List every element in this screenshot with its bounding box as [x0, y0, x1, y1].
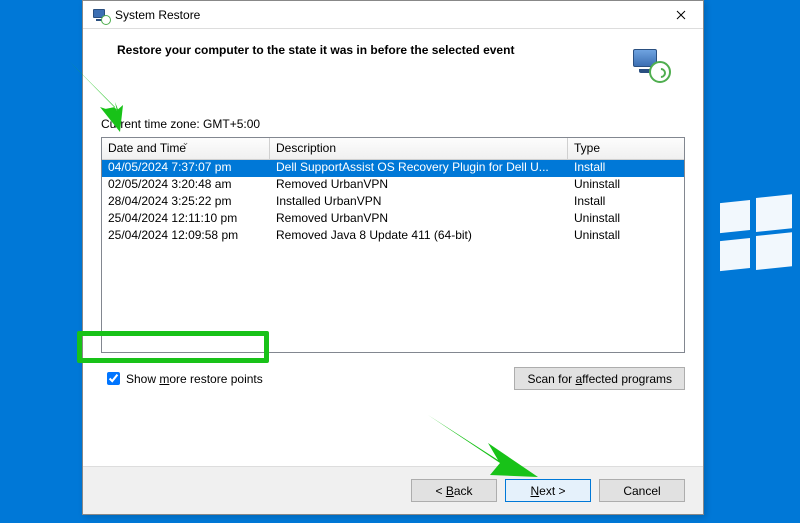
col-header-description[interactable]: Description	[270, 138, 568, 159]
system-restore-large-icon	[629, 43, 673, 87]
table-row[interactable]: 04/05/2024 7:37:07 pmDell SupportAssist …	[102, 160, 684, 177]
col-header-type[interactable]: Type	[568, 138, 684, 159]
back-button[interactable]: < Back	[411, 479, 497, 502]
cell-dt: 02/05/2024 3:20:48 am	[102, 177, 270, 194]
show-more-label: Show more restore points	[126, 372, 263, 386]
cell-desc: Removed UrbanVPN	[270, 177, 568, 194]
col-header-datetime[interactable]: Date and Time ⌄	[102, 138, 270, 159]
cell-dt: 25/04/2024 12:09:58 pm	[102, 228, 270, 245]
show-more-checkbox-input[interactable]	[107, 372, 120, 385]
cell-type: Uninstall	[568, 177, 684, 194]
windows-desktop: System Restore Restore your computer to …	[0, 0, 800, 523]
dialog-content: Current time zone: GMT+5:00 Date and Tim…	[83, 87, 703, 466]
options-row: Show more restore points Scan for affect…	[101, 367, 685, 390]
windows-logo-icon	[720, 200, 792, 272]
close-icon	[676, 10, 686, 20]
close-button[interactable]	[658, 1, 703, 29]
table-row[interactable]: 02/05/2024 3:20:48 amRemoved UrbanVPNUni…	[102, 177, 684, 194]
cell-type: Uninstall	[568, 228, 684, 245]
show-more-restore-points-checkbox[interactable]: Show more restore points	[101, 368, 269, 390]
timezone-label: Current time zone: GMT+5:00	[101, 117, 685, 131]
cell-dt: 04/05/2024 7:37:07 pm	[102, 160, 270, 177]
cell-dt: 25/04/2024 12:11:10 pm	[102, 211, 270, 228]
table-header: Date and Time ⌄ Description Type	[102, 138, 684, 160]
dialog-heading: Restore your computer to the state it wa…	[117, 43, 629, 57]
cell-desc: Dell SupportAssist OS Recovery Plugin fo…	[270, 160, 568, 177]
table-row[interactable]: 25/04/2024 12:09:58 pmRemoved Java 8 Upd…	[102, 228, 684, 245]
cell-desc: Removed Java 8 Update 411 (64-bit)	[270, 228, 568, 245]
cell-desc: Installed UrbanVPN	[270, 194, 568, 211]
cell-type: Install	[568, 160, 684, 177]
cell-desc: Removed UrbanVPN	[270, 211, 568, 228]
cell-dt: 28/04/2024 3:25:22 pm	[102, 194, 270, 211]
next-button[interactable]: Next >	[505, 479, 591, 502]
window-title: System Restore	[115, 8, 200, 22]
system-restore-icon	[93, 7, 109, 23]
table-row[interactable]: 28/04/2024 3:25:22 pmInstalled UrbanVPNI…	[102, 194, 684, 211]
dialog-footer: < Back Next > Cancel	[83, 466, 703, 514]
sort-indicator-icon: ⌄	[182, 137, 190, 148]
table-row[interactable]: 25/04/2024 12:11:10 pmRemoved UrbanVPNUn…	[102, 211, 684, 228]
system-restore-dialog: System Restore Restore your computer to …	[82, 0, 704, 515]
table-body: 04/05/2024 7:37:07 pmDell SupportAssist …	[102, 160, 684, 245]
cancel-button[interactable]: Cancel	[599, 479, 685, 502]
cell-type: Install	[568, 194, 684, 211]
restore-points-table: Date and Time ⌄ Description Type 04/05/2…	[101, 137, 685, 353]
titlebar: System Restore	[83, 1, 703, 29]
cell-type: Uninstall	[568, 211, 684, 228]
scan-affected-programs-button[interactable]: Scan for affected programs	[514, 367, 685, 390]
dialog-header: Restore your computer to the state it wa…	[83, 29, 703, 87]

==================================================

#### Stated goal
Switch every "Uninstall" to "Removal" in the rows above and write them all out again with nothing else changed. Leave the pictures out.

#### Exercise answer
List every element in this screenshot with its bounding box as [x0, y0, x1, y1].
col-header-description[interactable]: Description	[270, 138, 568, 159]
system-restore-large-icon	[629, 43, 673, 87]
table-row[interactable]: 04/05/2024 7:37:07 pmDell SupportAssist …	[102, 160, 684, 177]
col-header-type[interactable]: Type	[568, 138, 684, 159]
back-button[interactable]: < Back	[411, 479, 497, 502]
cell-dt: 02/05/2024 3:20:48 am	[102, 177, 270, 194]
show-more-label: Show more restore points	[126, 372, 263, 386]
cell-desc: Removed UrbanVPN	[270, 177, 568, 194]
col-header-datetime[interactable]: Date and Time ⌄	[102, 138, 270, 159]
cell-dt: 25/04/2024 12:09:58 pm	[102, 228, 270, 245]
show-more-checkbox-input[interactable]	[107, 372, 120, 385]
cell-type: Removal	[568, 177, 684, 194]
windows-desktop: System Restore Restore your computer to …	[0, 0, 800, 523]
dialog-content: Current time zone: GMT+5:00 Date and Tim…	[83, 87, 703, 466]
options-row: Show more restore points Scan for affect…	[101, 367, 685, 390]
windows-logo-icon	[720, 200, 792, 272]
close-icon	[676, 10, 686, 20]
close-button[interactable]	[658, 1, 703, 29]
table-row[interactable]: 02/05/2024 3:20:48 amRemoved UrbanVPNUni…	[102, 177, 684, 194]
cell-type: Removal	[568, 228, 684, 245]
show-more-restore-points-checkbox[interactable]: Show more restore points	[101, 368, 269, 390]
timezone-label: Current time zone: GMT+5:00	[101, 117, 685, 131]
cell-dt: 04/05/2024 7:37:07 pm	[102, 160, 270, 177]
cell-dt: 25/04/2024 12:11:10 pm	[102, 211, 270, 228]
table-header: Date and Time ⌄ Description Type	[102, 138, 684, 160]
dialog-heading: Restore your computer to the state it wa…	[117, 43, 629, 57]
cell-desc: Dell SupportAssist OS Recovery Plugin fo…	[270, 160, 568, 177]
table-row[interactable]: 25/04/2024 12:09:58 pmRemoved Java 8 Upd…	[102, 228, 684, 245]
cell-desc: Removed Java 8 Update 411 (64-bit)	[270, 228, 568, 245]
cell-desc: Installed UrbanVPN	[270, 194, 568, 211]
cell-type: Install	[568, 160, 684, 177]
cell-desc: Removed UrbanVPN	[270, 211, 568, 228]
cell-dt: 28/04/2024 3:25:22 pm	[102, 194, 270, 211]
next-button[interactable]: Next >	[505, 479, 591, 502]
window-title: System Restore	[115, 8, 200, 22]
system-restore-icon	[93, 7, 109, 23]
table-row[interactable]: 28/04/2024 3:25:22 pmInstalled UrbanVPNI…	[102, 194, 684, 211]
dialog-footer: < Back Next > Cancel	[83, 466, 703, 514]
sort-indicator-icon: ⌄	[182, 137, 190, 148]
table-row[interactable]: 25/04/2024 12:11:10 pmRemoved UrbanVPNUn…	[102, 211, 684, 228]
system-restore-dialog: System Restore Restore your computer to …	[82, 0, 704, 515]
table-body: 04/05/2024 7:37:07 pmDell SupportAssist …	[102, 160, 684, 245]
cancel-button[interactable]: Cancel	[599, 479, 685, 502]
cell-type: Install	[568, 194, 684, 211]
restore-points-table: Date and Time ⌄ Description Type 04/05/2…	[101, 137, 685, 353]
titlebar: System Restore	[83, 1, 703, 29]
cell-type: Removal	[568, 211, 684, 228]
scan-affected-programs-button[interactable]: Scan for affected programs	[514, 367, 685, 390]
dialog-header: Restore your computer to the state it wa…	[83, 29, 703, 87]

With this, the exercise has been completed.